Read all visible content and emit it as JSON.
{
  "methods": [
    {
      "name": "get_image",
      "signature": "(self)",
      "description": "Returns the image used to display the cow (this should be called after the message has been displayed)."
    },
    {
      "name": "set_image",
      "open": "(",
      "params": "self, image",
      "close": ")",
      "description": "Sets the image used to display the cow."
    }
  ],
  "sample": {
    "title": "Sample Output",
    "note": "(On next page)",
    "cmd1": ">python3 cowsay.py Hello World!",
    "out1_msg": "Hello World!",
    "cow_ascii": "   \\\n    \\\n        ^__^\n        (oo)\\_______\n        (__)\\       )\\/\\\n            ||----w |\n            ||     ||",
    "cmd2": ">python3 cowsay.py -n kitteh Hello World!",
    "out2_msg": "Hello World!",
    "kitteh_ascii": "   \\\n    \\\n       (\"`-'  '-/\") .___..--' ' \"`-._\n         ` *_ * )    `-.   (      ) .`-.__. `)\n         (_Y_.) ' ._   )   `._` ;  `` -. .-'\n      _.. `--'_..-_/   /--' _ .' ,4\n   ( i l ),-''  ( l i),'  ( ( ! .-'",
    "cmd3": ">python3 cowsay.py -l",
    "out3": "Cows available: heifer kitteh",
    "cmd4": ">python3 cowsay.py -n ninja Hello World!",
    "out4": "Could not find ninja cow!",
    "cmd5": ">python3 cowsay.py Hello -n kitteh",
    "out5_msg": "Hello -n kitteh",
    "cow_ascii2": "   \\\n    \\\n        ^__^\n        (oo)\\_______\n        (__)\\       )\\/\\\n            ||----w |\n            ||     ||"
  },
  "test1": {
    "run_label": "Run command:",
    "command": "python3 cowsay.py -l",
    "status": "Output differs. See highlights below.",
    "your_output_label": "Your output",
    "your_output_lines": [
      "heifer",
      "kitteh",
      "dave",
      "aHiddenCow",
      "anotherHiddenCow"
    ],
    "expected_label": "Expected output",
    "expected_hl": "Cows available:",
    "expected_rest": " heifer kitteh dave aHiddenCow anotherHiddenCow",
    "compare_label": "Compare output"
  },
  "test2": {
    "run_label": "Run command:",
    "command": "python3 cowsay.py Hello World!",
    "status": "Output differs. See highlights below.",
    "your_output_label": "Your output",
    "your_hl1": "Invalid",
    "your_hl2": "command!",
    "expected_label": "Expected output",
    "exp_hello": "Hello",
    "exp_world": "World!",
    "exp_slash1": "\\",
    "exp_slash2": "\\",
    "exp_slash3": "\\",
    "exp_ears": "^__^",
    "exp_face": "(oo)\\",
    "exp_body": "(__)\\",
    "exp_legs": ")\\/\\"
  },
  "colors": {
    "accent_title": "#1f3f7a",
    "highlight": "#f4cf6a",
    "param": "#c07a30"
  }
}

----------

In how many lines does the word "used" appear? Respond with the number alone.

2